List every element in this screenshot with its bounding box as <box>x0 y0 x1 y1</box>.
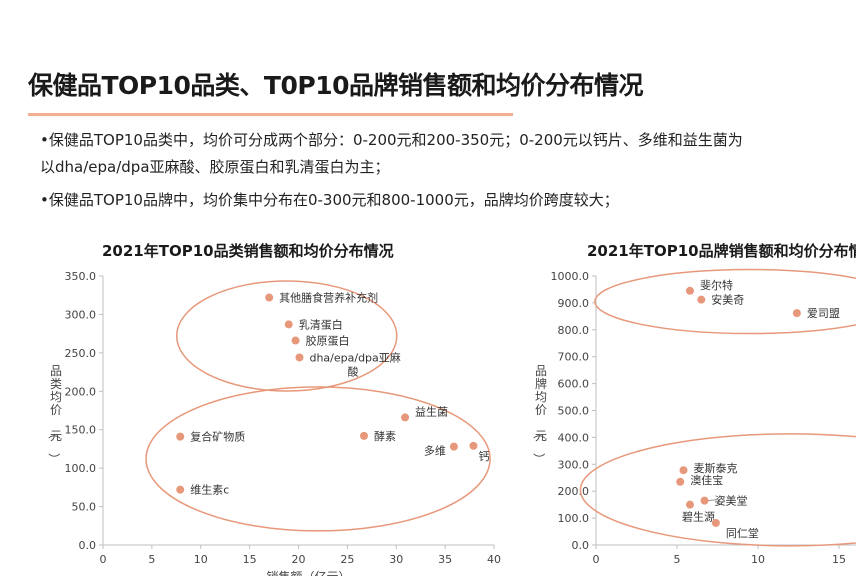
x-tick-label: 20 <box>292 553 306 566</box>
point-label: 复合矿物质 <box>190 430 245 444</box>
point-label: 酵素 <box>374 430 396 443</box>
scatter-point <box>685 500 694 509</box>
y-tick-label: 200.0 <box>65 385 97 398</box>
point-label: 姿美堂 <box>715 495 748 508</box>
x-tick-label: 0 <box>100 553 107 566</box>
scatter-point <box>291 336 300 345</box>
point-label: 安美奇 <box>711 293 744 307</box>
scatter-point <box>792 309 801 318</box>
y-tick-label: 300.0 <box>558 458 590 471</box>
scatter-point <box>469 441 478 450</box>
title-underline <box>28 113 513 116</box>
chart-title-category: 2021年TOP10品类销售额和均价分布情况 <box>102 242 394 260</box>
scatter-point <box>265 293 274 302</box>
y-tick-label: 350.0 <box>65 270 97 283</box>
point-label: 碧生源 <box>682 510 715 524</box>
chart-title-brand: 2021年TOP10品牌销售额和均价分布情况 <box>587 242 856 260</box>
page-title: 保健品TOP10品类、T0P10品牌销售额和均价分布情况 <box>28 71 643 100</box>
y-tick-label: 300.0 <box>65 308 97 321</box>
point-label: 钙 <box>478 449 489 463</box>
point-label: 爱司盟 <box>807 307 840 320</box>
brand-scatter-chart: 0.0 100.0 200.0 300.0 400.0 500.0 600.0 700.0 80… <box>532 268 856 566</box>
point-label: dha/epa/dpa亚麻酸 <box>309 350 400 378</box>
x-tick-label: 15 <box>243 553 257 566</box>
y-tick-label: 150.0 <box>65 424 97 437</box>
scatter-point <box>449 442 458 451</box>
point-label: 麦斯泰克 <box>693 461 737 475</box>
y-tick-label: 900.0 <box>558 297 590 310</box>
y-tick-label: 700.0 <box>558 351 590 364</box>
x-tick-label: 15 <box>832 553 846 566</box>
scatter-point <box>176 432 185 441</box>
y-tick-label: 50.0 <box>72 501 97 514</box>
x-tick-label: 35 <box>438 553 452 566</box>
x-tick-label: 5 <box>674 553 681 566</box>
scatter-point <box>284 320 293 329</box>
x-tick-label: 0 <box>593 553 600 566</box>
scatter-point <box>401 413 410 422</box>
point-label: 乳清蛋白 <box>299 317 343 331</box>
category-scatter-chart: 0.0 50.0 100.0 150.0 200.0 250.0 300.0 350.0 0 5 1… <box>47 270 501 576</box>
y-tick-label: 400.0 <box>558 431 590 444</box>
point-label: 胶原蛋白 <box>306 334 350 348</box>
scatter-point <box>176 485 185 494</box>
point-label: 斐尔特 <box>700 278 733 292</box>
scatter-point <box>711 518 720 527</box>
scatter-point <box>676 477 685 486</box>
cluster-ellipse <box>176 280 398 392</box>
x-axis-label: 销售额（亿元） <box>266 569 350 576</box>
label-leader-line <box>708 498 725 502</box>
bullet-text-2: 以dha/epa/dpa亚麻酸、胶原蛋白和乳清蛋白为主； <box>40 158 390 176</box>
y-tick-label: 100.0 <box>65 462 97 475</box>
x-tick-label: 30 <box>389 553 403 566</box>
point-label: 同仁堂 <box>726 527 759 540</box>
scatter-point <box>359 431 368 440</box>
y-tick-label: 250.0 <box>65 347 97 360</box>
cluster-ellipse <box>145 386 491 532</box>
x-tick-label: 25 <box>340 553 354 566</box>
cluster-ellipse <box>579 433 856 547</box>
cluster-ellipse <box>594 268 856 335</box>
scatter-point <box>679 466 688 475</box>
scatter-point <box>295 353 304 362</box>
y-tick-label: 800.0 <box>558 324 590 337</box>
y-tick-label: 0.0 <box>79 539 97 552</box>
scatter-point <box>685 286 694 295</box>
y-tick-label: 600.0 <box>558 378 590 391</box>
x-tick-label: 10 <box>751 553 765 566</box>
point-label: 维生素c <box>190 483 229 497</box>
y-tick-label: 0.0 <box>572 539 590 552</box>
point-label: 其他膳食营养补充剂 <box>279 291 378 305</box>
scatter-point <box>697 295 706 304</box>
bullet-text-1: •保健品TOP10品类中，均价可分成两个部分：0-200元和200-350元；0… <box>40 131 743 149</box>
bullet-text-3: •保健品TOP10品牌中，均价集中分布在0-300元和800-1000元，品牌均… <box>40 191 619 209</box>
scatter-point <box>700 496 709 505</box>
x-tick-label: 40 <box>487 553 501 566</box>
point-label: 多维 <box>424 444 446 458</box>
y-axis-label: 品牌均价（元） <box>532 364 547 465</box>
x-tick-label: 5 <box>148 553 155 566</box>
y-tick-label: 200.0 <box>558 485 590 498</box>
y-tick-label: 1000.0 <box>551 270 590 283</box>
point-label: 澳佳宝 <box>690 473 723 487</box>
y-axis-label: 品类均价（元） <box>47 364 62 465</box>
point-label: 益生菌 <box>415 404 448 418</box>
y-tick-label: 100.0 <box>558 512 590 525</box>
y-tick-label: 500.0 <box>558 405 590 418</box>
x-tick-label: 10 <box>194 553 208 566</box>
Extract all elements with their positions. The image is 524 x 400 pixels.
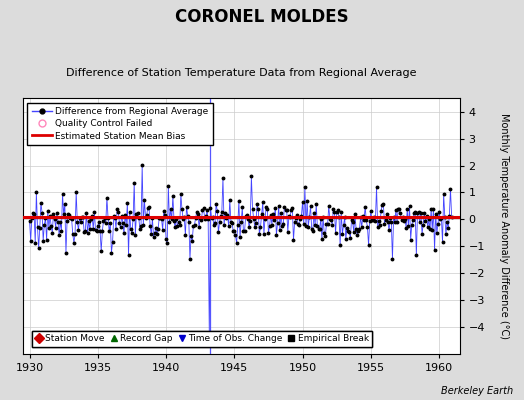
Legend: Station Move, Record Gap, Time of Obs. Change, Empirical Break: Station Move, Record Gap, Time of Obs. C… — [31, 331, 372, 347]
Text: Berkeley Earth: Berkeley Earth — [441, 386, 514, 396]
Title: Difference of Station Temperature Data from Regional Average: Difference of Station Temperature Data f… — [66, 68, 417, 78]
Y-axis label: Monthly Temperature Anomaly Difference (°C): Monthly Temperature Anomaly Difference (… — [499, 113, 509, 339]
Text: CORONEL MOLDES: CORONEL MOLDES — [175, 8, 349, 26]
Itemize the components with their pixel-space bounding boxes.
################
Given problem: Copy every line of the data above verbatim, leaving out the pictures.

Solution to the exercise:
List every element in this screenshot with its bounding box as <box>x0 y0 x1 y1</box>.
x-tick-label: 20 <box>292 553 306 566</box>
point-label: 复合矿物质 <box>190 430 245 444</box>
point-label: 酵素 <box>374 430 396 443</box>
scatter-point <box>685 500 694 509</box>
y-tick-label: 200.0 <box>65 385 97 398</box>
point-label: 姿美堂 <box>715 495 748 508</box>
x-tick-label: 0 <box>100 553 107 566</box>
scatter-point <box>291 336 300 345</box>
point-label: 安美奇 <box>711 293 744 307</box>
scatter-point <box>792 309 801 318</box>
y-tick-label: 300.0 <box>558 458 590 471</box>
scatter-point <box>469 441 478 450</box>
title-underline <box>28 113 513 116</box>
chart-title-category: 2021年TOP10品类销售额和均价分布情况 <box>102 242 394 260</box>
scatter-point <box>265 293 274 302</box>
y-tick-label: 350.0 <box>65 270 97 283</box>
point-label: 碧生源 <box>682 510 715 524</box>
chart-title-brand: 2021年TOP10品牌销售额和均价分布情况 <box>587 242 856 260</box>
page-title: 保健品TOP10品类、T0P10品牌销售额和均价分布情况 <box>28 71 643 100</box>
y-tick-label: 300.0 <box>65 308 97 321</box>
point-label: 钙 <box>478 449 489 463</box>
point-label: 爱司盟 <box>807 307 840 320</box>
brand-scatter-chart: 0.0 100.0 200.0 300.0 400.0 500.0 600.0 700.0 80… <box>532 268 856 566</box>
point-label: dha/epa/dpa亚麻酸 <box>309 350 400 378</box>
x-tick-label: 15 <box>243 553 257 566</box>
y-tick-label: 150.0 <box>65 424 97 437</box>
scatter-point <box>449 442 458 451</box>
point-label: 麦斯泰克 <box>693 461 737 475</box>
y-tick-label: 900.0 <box>558 297 590 310</box>
y-tick-label: 700.0 <box>558 351 590 364</box>
x-tick-label: 15 <box>832 553 846 566</box>
scatter-point <box>176 432 185 441</box>
y-tick-label: 50.0 <box>72 501 97 514</box>
x-tick-label: 35 <box>438 553 452 566</box>
x-tick-label: 5 <box>674 553 681 566</box>
scatter-point <box>284 320 293 329</box>
x-tick-label: 0 <box>593 553 600 566</box>
scatter-point <box>401 413 410 422</box>
point-label: 乳清蛋白 <box>299 317 343 331</box>
category-scatter-chart: 0.0 50.0 100.0 150.0 200.0 250.0 300.0 350.0 0 5 1… <box>47 270 501 576</box>
y-tick-label: 400.0 <box>558 431 590 444</box>
point-label: 胶原蛋白 <box>306 334 350 348</box>
scatter-point <box>176 485 185 494</box>
point-label: 斐尔特 <box>700 278 733 292</box>
scatter-point <box>711 518 720 527</box>
scatter-point <box>676 477 685 486</box>
cluster-ellipse <box>176 280 398 392</box>
x-axis-label: 销售额（亿元） <box>266 569 350 576</box>
label-leader-line <box>708 498 725 502</box>
bullet-text-2: 以dha/epa/dpa亚麻酸、胶原蛋白和乳清蛋白为主； <box>40 158 390 176</box>
y-tick-label: 100.0 <box>65 462 97 475</box>
x-tick-label: 30 <box>389 553 403 566</box>
point-label: 同仁堂 <box>726 527 759 540</box>
scatter-point <box>359 431 368 440</box>
y-tick-label: 250.0 <box>65 347 97 360</box>
cluster-ellipse <box>145 386 491 532</box>
x-tick-label: 25 <box>340 553 354 566</box>
cluster-ellipse <box>579 433 856 547</box>
cluster-ellipse <box>594 268 856 335</box>
scatter-point <box>679 466 688 475</box>
scatter-point <box>295 353 304 362</box>
y-tick-label: 800.0 <box>558 324 590 337</box>
y-tick-label: 0.0 <box>79 539 97 552</box>
scatter-point <box>685 286 694 295</box>
y-tick-label: 600.0 <box>558 378 590 391</box>
x-tick-label: 10 <box>751 553 765 566</box>
point-label: 维生素c <box>190 483 229 497</box>
y-tick-label: 0.0 <box>572 539 590 552</box>
point-label: 其他膳食营养补充剂 <box>279 291 378 305</box>
scatter-point <box>697 295 706 304</box>
bullet-text-1: •保健品TOP10品类中，均价可分成两个部分：0-200元和200-350元；0… <box>40 131 743 149</box>
bullet-text-3: •保健品TOP10品牌中，均价集中分布在0-300元和800-1000元，品牌均… <box>40 191 619 209</box>
scatter-point <box>700 496 709 505</box>
x-tick-label: 40 <box>487 553 501 566</box>
point-label: 多维 <box>424 444 446 458</box>
y-axis-label: 品牌均价（元） <box>532 364 547 465</box>
x-tick-label: 5 <box>148 553 155 566</box>
y-tick-label: 200.0 <box>558 485 590 498</box>
y-tick-label: 1000.0 <box>551 270 590 283</box>
point-label: 澳佳宝 <box>690 473 723 487</box>
y-axis-label: 品类均价（元） <box>47 364 62 465</box>
point-label: 益生菌 <box>415 404 448 418</box>
y-tick-label: 100.0 <box>558 512 590 525</box>
y-tick-label: 500.0 <box>558 405 590 418</box>
x-tick-label: 10 <box>194 553 208 566</box>
Extract all elements with their positions. The image is 524 x 400 pixels.
Legend: Station Move, Record Gap, Time of Obs. Change, Empirical Break: Station Move, Record Gap, Time of Obs. C… — [31, 331, 372, 347]
Text: Berkeley Earth: Berkeley Earth — [441, 386, 514, 396]
Title: Difference of Station Temperature Data from Regional Average: Difference of Station Temperature Data f… — [66, 68, 417, 78]
Y-axis label: Monthly Temperature Anomaly Difference (°C): Monthly Temperature Anomaly Difference (… — [499, 113, 509, 339]
Text: CORONEL MOLDES: CORONEL MOLDES — [175, 8, 349, 26]
Itemize the components with their pixel-space bounding boxes.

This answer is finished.